----- STORED ROWS

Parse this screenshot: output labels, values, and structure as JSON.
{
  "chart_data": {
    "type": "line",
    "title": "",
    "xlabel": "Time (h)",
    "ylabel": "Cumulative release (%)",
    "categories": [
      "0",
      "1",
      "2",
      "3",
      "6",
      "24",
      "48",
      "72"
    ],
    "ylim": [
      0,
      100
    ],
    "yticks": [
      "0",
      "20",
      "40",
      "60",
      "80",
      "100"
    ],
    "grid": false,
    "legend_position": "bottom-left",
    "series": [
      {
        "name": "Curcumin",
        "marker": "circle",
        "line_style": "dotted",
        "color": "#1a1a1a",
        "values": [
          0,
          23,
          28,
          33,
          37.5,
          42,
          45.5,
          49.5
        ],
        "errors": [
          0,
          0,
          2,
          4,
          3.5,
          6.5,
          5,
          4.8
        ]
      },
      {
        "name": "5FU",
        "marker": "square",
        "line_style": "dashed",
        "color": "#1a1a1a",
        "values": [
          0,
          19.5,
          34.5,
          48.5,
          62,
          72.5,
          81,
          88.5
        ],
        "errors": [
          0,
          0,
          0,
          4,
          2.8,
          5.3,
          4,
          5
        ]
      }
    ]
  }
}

----------
----- STORED ROWS

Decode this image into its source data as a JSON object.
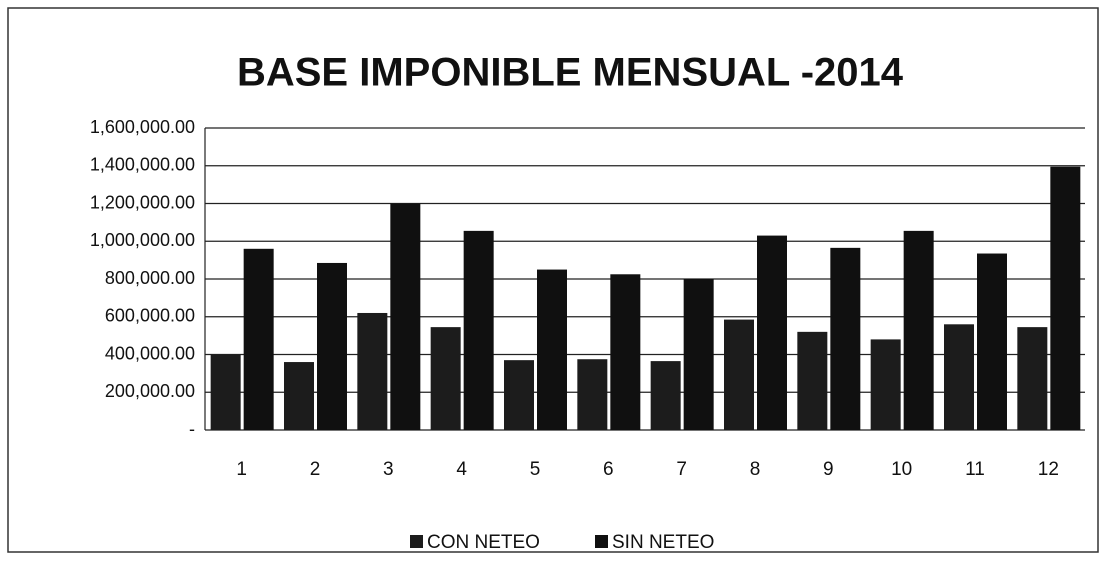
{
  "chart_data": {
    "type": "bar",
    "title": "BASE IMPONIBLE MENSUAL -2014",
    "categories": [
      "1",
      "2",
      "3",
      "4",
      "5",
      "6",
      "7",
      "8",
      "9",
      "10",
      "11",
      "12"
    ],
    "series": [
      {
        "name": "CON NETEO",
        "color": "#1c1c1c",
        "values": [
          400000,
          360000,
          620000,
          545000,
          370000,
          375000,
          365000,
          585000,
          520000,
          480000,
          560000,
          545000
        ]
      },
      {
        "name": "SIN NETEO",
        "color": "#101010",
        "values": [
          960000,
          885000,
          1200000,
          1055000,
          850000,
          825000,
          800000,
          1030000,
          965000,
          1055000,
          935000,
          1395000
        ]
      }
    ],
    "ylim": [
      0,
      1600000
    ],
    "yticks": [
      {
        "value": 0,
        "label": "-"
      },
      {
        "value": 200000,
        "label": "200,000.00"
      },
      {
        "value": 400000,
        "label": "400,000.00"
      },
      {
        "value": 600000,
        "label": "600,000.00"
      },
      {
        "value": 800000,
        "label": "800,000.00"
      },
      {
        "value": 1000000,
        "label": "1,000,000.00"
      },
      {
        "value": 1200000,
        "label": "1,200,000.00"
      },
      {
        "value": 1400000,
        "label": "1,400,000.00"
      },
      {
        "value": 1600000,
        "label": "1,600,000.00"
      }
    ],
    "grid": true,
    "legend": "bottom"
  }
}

----------

Find each line holding the string "JSON" and copy it out.

**SOLUTION FOR THIS EXERCISE**
Parse this screenshot: output labels, values, and structure as JSON.
Decode this image into its source data as a JSON object.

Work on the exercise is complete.